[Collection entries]

——————————

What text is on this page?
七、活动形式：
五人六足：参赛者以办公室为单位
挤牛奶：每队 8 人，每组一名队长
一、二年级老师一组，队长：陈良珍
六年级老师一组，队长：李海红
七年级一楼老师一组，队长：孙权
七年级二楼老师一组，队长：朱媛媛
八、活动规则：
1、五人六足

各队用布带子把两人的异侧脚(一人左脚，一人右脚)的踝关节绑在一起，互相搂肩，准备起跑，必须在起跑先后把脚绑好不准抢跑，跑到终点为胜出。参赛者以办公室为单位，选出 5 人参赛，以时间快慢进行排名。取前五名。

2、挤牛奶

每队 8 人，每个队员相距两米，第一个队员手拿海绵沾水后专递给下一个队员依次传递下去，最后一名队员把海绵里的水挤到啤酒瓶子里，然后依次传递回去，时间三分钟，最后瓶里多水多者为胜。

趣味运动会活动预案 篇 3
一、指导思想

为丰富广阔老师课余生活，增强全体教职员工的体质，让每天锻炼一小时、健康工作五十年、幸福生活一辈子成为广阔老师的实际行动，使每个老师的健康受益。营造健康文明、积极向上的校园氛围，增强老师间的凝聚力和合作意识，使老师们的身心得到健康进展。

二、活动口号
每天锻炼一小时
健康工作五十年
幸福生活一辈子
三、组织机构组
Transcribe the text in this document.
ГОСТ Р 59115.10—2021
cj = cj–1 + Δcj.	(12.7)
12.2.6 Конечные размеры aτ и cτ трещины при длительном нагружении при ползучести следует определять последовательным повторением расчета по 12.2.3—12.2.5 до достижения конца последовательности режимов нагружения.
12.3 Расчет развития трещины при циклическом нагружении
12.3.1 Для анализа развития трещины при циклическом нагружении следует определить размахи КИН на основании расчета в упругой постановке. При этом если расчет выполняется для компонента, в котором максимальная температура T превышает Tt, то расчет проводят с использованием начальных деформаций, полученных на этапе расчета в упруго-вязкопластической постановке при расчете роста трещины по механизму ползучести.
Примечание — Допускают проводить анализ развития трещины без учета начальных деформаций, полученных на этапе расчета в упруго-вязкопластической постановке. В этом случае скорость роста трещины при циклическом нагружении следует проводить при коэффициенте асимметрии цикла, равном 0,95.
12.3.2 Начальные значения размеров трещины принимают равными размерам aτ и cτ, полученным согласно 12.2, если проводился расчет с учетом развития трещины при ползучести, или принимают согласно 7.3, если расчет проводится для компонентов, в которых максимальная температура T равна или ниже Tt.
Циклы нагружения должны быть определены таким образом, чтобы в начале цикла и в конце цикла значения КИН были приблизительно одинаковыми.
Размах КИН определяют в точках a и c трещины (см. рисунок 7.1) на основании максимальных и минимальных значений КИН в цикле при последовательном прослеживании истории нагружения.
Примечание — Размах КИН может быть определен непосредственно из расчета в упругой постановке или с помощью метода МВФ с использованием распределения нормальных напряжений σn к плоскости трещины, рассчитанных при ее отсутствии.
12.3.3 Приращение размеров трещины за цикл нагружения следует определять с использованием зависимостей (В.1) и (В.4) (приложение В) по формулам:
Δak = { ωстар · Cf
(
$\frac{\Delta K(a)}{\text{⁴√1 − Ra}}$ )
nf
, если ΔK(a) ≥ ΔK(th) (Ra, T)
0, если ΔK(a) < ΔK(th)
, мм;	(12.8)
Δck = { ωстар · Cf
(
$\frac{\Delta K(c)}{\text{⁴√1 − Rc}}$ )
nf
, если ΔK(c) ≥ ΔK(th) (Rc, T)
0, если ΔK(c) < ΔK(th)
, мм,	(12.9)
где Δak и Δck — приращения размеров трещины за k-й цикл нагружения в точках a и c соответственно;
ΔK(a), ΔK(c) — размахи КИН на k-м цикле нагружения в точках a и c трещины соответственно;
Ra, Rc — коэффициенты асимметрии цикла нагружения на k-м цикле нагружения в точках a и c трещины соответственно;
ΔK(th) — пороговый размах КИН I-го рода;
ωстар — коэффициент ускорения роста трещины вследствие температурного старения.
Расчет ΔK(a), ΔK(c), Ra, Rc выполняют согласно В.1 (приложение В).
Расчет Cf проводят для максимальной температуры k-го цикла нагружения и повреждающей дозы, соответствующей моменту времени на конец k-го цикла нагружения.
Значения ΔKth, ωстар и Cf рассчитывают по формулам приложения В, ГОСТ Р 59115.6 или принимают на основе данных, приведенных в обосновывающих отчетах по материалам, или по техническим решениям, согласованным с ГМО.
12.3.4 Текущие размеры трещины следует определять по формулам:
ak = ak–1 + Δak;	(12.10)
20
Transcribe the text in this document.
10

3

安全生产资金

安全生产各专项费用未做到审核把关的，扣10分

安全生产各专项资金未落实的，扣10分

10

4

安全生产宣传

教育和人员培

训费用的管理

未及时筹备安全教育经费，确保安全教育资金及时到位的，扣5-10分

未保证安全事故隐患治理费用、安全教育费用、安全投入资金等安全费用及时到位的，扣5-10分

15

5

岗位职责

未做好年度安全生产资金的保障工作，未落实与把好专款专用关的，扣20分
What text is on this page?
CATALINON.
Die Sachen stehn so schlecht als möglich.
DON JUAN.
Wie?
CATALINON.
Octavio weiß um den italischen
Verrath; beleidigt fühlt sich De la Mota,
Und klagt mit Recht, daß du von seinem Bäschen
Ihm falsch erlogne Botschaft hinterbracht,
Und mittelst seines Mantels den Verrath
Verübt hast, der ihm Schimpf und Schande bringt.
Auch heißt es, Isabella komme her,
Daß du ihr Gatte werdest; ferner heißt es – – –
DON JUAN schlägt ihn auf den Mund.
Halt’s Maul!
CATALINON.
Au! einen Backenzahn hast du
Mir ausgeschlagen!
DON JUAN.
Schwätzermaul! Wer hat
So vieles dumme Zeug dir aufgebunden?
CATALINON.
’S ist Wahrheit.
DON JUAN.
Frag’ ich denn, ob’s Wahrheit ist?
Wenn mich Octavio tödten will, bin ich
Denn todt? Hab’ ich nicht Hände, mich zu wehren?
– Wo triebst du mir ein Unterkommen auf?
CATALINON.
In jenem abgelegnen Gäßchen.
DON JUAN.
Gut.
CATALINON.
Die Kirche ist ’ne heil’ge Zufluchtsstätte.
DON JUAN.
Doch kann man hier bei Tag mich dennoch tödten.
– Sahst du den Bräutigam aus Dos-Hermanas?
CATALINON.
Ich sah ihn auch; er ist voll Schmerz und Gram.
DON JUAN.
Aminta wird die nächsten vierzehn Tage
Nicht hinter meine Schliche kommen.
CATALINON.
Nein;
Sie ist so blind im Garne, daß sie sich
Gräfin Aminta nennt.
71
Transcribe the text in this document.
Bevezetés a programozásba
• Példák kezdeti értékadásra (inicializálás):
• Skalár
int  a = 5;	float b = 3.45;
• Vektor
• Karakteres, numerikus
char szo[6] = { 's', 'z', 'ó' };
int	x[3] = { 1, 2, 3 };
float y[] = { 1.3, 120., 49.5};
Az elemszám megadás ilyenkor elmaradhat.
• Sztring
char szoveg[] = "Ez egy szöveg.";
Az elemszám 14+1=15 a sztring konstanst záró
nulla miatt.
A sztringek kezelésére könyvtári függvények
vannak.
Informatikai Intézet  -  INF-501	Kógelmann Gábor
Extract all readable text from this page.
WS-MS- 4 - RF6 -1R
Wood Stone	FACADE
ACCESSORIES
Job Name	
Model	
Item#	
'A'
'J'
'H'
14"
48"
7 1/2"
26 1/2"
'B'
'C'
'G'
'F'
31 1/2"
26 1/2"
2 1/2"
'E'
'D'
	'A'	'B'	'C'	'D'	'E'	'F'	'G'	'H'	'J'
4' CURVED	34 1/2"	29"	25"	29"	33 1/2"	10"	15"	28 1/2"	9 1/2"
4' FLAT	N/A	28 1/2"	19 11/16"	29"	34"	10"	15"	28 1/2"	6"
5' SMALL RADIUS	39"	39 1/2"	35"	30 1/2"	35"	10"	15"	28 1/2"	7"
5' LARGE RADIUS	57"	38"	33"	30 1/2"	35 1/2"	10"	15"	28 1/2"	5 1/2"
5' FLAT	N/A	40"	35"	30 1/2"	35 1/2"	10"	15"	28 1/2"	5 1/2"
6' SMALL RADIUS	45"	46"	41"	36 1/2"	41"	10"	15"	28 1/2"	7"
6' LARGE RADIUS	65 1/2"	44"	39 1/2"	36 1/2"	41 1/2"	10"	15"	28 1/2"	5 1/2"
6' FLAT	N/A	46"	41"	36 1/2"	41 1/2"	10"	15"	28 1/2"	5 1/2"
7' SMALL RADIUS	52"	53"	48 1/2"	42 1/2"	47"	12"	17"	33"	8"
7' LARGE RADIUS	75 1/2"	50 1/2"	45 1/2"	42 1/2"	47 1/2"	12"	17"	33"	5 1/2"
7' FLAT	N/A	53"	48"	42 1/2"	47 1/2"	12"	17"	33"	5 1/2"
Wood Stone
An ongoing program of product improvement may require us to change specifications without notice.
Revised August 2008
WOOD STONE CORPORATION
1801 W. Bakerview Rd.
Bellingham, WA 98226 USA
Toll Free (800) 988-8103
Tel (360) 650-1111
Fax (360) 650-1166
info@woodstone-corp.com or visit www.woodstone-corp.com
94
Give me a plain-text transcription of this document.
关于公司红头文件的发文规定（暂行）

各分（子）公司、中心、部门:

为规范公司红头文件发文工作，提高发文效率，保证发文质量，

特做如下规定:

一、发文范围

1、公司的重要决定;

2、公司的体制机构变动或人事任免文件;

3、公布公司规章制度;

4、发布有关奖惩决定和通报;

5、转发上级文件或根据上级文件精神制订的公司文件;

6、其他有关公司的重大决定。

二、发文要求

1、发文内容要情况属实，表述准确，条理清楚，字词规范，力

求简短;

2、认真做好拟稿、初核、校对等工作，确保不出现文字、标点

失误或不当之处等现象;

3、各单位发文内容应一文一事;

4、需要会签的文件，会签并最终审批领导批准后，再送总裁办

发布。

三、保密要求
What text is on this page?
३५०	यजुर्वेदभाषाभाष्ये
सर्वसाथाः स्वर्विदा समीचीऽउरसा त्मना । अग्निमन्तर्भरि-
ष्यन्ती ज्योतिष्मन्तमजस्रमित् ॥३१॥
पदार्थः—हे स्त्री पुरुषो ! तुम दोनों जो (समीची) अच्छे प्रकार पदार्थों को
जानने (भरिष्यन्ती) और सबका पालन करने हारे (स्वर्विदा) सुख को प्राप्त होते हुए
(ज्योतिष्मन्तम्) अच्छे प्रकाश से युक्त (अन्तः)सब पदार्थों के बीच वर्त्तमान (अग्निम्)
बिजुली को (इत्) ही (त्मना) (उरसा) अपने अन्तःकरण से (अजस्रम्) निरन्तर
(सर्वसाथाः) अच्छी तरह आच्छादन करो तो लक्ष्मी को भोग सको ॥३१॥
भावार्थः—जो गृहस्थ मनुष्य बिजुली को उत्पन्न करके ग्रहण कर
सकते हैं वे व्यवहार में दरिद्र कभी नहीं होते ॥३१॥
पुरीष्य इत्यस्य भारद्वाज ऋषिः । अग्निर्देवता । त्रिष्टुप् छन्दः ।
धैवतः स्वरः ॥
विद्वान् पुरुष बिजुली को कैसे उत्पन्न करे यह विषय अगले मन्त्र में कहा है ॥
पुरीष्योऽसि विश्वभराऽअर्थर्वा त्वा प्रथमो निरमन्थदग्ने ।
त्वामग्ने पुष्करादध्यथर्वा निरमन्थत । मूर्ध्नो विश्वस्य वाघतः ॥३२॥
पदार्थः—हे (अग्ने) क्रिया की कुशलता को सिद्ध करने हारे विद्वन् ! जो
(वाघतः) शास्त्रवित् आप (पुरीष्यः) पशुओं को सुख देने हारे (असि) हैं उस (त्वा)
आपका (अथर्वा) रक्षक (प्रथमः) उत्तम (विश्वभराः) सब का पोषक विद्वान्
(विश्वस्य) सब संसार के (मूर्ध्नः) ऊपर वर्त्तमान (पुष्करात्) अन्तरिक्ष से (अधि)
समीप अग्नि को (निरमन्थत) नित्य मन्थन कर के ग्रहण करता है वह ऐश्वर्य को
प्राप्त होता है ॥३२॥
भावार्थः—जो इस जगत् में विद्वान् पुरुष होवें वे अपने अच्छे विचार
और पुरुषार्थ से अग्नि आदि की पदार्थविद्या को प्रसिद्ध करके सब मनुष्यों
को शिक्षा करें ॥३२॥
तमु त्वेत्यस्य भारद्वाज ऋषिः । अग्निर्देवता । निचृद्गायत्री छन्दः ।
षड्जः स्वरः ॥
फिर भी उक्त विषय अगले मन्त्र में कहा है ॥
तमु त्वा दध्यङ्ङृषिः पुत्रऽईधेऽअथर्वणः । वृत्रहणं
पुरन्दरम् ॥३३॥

——————————

**Task instructions**
Copy every line of the data that holds the string "ГОСТ".

**Solution to the problem**
ГОСТ Р 59115.10—2021
Значения ΔKth, ωстар и Cf рассчитывают по формулам приложения В, ГОСТ Р 59115.6 или принимают на основе данных, приведенных в обосновывающих отчетах по материалам, или по техническим решениям, согласованным с ГМО.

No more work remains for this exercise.